*** Task inputs

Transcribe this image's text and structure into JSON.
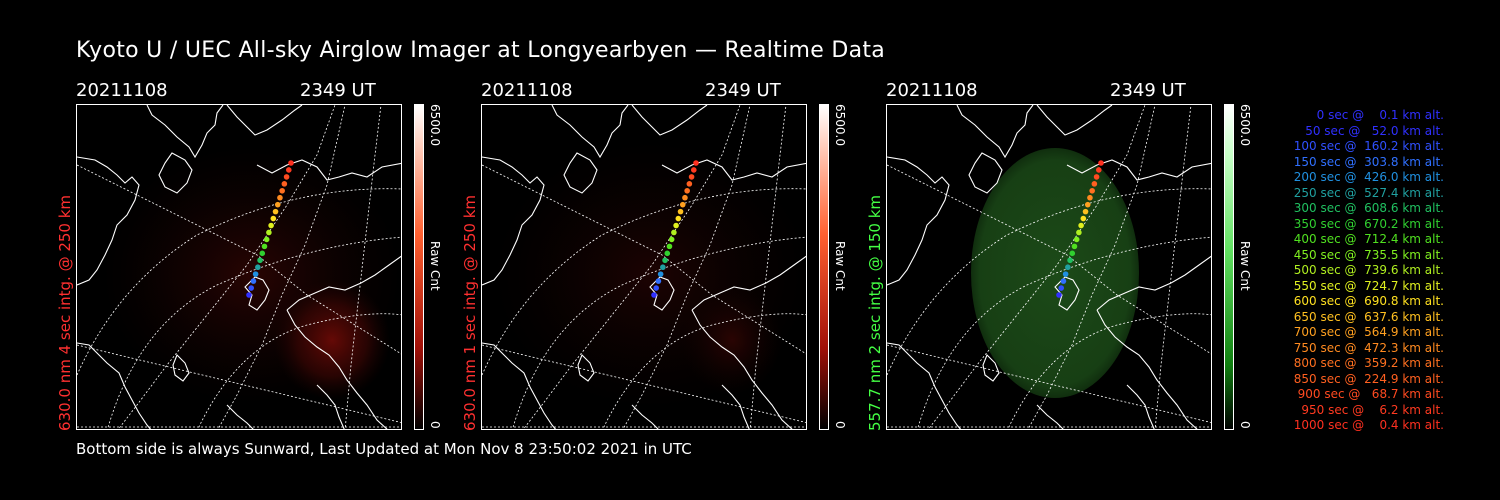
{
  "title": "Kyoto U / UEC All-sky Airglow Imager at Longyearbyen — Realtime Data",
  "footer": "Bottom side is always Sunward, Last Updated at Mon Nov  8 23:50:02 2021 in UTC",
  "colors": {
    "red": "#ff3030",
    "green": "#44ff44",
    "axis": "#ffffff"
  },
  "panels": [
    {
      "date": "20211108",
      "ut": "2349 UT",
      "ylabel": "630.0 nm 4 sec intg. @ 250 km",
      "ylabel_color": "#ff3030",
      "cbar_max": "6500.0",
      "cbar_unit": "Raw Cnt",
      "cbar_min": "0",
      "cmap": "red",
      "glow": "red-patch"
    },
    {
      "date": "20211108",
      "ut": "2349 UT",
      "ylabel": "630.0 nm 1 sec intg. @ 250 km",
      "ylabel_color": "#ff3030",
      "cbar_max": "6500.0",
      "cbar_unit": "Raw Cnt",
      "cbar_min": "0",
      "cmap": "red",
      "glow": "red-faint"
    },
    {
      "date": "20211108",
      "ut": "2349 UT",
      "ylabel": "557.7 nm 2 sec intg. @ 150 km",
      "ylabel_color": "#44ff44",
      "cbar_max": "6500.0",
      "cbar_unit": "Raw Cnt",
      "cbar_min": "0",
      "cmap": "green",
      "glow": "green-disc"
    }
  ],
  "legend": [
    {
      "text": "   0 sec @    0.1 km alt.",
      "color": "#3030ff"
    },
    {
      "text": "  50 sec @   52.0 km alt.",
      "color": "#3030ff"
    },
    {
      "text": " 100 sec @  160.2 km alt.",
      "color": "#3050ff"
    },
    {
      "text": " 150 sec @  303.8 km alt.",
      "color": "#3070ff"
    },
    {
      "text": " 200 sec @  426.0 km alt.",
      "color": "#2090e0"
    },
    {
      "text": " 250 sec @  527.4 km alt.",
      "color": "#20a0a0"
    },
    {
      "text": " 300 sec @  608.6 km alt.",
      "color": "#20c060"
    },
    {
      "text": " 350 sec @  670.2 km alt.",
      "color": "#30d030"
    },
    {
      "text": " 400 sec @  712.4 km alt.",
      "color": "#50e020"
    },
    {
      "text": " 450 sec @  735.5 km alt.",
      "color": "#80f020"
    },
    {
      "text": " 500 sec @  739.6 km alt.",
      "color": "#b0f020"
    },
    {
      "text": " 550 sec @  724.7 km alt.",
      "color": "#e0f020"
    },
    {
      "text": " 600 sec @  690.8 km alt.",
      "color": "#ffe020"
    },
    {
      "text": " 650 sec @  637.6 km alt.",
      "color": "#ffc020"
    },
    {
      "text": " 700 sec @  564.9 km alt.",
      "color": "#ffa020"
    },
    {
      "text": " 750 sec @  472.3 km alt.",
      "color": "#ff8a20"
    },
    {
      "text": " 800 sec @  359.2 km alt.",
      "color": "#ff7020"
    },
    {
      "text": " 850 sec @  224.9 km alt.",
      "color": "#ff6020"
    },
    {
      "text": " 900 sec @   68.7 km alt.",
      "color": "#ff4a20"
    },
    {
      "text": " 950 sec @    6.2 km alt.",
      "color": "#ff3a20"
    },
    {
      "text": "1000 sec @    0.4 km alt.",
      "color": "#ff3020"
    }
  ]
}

******

From the records above, copy every line that holds the word "intg".

> [Written answer]:
      "ylabel": "630.0 nm 4 sec intg. @ 250 km",
      "ylabel": "630.0 nm 1 sec intg. @ 250 km",
      "ylabel": "557.7 nm 2 sec intg. @ 150 km",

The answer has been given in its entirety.